** MATERIAL FOR THE TASK **
BEGIN

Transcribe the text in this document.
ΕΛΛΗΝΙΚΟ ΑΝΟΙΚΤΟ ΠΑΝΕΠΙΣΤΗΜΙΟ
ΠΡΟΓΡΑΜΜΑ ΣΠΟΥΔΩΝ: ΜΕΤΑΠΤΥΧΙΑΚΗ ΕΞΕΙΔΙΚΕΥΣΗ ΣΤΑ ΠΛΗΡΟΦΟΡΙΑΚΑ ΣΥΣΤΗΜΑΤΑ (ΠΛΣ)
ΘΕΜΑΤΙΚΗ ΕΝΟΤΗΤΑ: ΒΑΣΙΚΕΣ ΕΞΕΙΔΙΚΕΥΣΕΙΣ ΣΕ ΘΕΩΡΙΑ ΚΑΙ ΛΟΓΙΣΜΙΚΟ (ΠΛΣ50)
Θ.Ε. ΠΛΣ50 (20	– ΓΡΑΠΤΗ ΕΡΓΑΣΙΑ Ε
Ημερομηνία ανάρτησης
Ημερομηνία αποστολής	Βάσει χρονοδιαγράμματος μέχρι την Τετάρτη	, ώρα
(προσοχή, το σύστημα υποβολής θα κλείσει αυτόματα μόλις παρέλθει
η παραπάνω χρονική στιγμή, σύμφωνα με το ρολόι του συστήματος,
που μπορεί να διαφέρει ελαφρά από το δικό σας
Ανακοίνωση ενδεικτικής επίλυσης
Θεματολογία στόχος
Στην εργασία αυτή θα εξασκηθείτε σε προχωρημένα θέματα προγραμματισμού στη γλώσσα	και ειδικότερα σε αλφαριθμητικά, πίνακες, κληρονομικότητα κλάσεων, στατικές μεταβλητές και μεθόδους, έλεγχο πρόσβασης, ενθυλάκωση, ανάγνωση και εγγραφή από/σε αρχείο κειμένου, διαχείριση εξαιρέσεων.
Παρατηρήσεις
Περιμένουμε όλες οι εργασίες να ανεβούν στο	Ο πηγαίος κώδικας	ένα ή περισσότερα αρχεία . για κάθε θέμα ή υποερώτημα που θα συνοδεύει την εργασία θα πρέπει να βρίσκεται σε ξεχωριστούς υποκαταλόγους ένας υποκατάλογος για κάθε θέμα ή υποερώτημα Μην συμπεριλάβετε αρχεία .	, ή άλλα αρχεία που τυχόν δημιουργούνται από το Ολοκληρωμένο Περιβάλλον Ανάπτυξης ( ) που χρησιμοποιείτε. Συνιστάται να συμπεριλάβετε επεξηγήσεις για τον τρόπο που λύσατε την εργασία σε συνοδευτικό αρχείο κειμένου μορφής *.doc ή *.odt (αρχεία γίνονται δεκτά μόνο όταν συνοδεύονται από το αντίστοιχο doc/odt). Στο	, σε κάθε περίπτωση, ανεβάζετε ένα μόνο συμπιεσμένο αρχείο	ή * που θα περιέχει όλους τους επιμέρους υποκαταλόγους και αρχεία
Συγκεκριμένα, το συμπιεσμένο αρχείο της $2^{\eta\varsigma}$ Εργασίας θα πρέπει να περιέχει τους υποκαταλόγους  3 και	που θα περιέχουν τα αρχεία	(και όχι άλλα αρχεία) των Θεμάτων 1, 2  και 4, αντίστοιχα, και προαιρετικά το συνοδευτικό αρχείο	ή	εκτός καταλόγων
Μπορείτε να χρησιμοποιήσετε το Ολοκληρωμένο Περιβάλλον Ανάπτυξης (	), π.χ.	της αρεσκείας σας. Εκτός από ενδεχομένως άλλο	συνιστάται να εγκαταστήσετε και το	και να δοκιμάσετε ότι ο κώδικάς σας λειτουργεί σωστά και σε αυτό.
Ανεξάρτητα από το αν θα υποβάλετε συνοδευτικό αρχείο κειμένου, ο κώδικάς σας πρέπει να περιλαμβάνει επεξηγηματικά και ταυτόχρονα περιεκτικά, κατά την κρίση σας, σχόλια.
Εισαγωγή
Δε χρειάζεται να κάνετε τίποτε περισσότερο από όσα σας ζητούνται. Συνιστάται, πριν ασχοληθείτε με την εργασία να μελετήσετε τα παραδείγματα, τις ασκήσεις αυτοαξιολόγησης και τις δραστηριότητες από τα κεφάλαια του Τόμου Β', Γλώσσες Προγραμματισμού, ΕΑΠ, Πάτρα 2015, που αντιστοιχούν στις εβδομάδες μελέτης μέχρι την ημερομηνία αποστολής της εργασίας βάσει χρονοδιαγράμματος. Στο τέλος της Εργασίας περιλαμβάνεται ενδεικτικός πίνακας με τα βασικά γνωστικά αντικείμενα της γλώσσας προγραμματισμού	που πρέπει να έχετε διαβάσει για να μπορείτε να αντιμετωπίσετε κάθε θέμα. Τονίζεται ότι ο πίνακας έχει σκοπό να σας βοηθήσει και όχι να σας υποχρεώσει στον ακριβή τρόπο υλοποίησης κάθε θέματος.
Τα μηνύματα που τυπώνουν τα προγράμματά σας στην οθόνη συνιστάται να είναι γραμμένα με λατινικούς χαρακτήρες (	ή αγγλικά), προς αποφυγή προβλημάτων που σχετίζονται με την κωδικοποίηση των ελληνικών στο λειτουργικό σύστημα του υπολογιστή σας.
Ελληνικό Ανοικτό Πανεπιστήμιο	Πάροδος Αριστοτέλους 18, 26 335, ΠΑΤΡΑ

END
BEGIN

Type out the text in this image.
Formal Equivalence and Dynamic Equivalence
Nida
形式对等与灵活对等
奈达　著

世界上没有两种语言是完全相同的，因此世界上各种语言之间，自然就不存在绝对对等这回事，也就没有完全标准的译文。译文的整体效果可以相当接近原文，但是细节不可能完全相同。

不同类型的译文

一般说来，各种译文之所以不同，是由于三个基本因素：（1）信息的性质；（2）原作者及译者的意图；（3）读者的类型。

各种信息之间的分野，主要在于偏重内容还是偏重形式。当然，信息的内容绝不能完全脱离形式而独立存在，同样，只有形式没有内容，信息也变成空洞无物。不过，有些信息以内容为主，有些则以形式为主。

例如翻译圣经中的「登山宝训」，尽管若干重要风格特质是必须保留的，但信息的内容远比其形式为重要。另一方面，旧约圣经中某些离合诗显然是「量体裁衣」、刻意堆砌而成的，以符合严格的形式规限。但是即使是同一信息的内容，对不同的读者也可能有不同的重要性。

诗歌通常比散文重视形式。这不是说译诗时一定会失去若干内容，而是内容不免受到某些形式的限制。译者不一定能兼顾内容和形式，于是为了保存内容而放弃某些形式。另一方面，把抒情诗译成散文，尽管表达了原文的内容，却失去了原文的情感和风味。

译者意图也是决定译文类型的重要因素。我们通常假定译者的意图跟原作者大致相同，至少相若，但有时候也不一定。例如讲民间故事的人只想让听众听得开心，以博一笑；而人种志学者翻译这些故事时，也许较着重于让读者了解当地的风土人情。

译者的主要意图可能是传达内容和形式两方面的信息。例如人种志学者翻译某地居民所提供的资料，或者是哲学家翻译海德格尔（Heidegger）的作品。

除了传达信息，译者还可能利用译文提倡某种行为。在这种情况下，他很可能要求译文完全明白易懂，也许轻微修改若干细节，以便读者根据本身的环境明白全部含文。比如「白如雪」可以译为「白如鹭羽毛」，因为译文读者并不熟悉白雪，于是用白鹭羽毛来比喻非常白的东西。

END

** WRITTEN REQUEST **
Count the lines above that contain the word "κώδικάς". Give only the number.

** SOLUTION TO THIS TASK **
2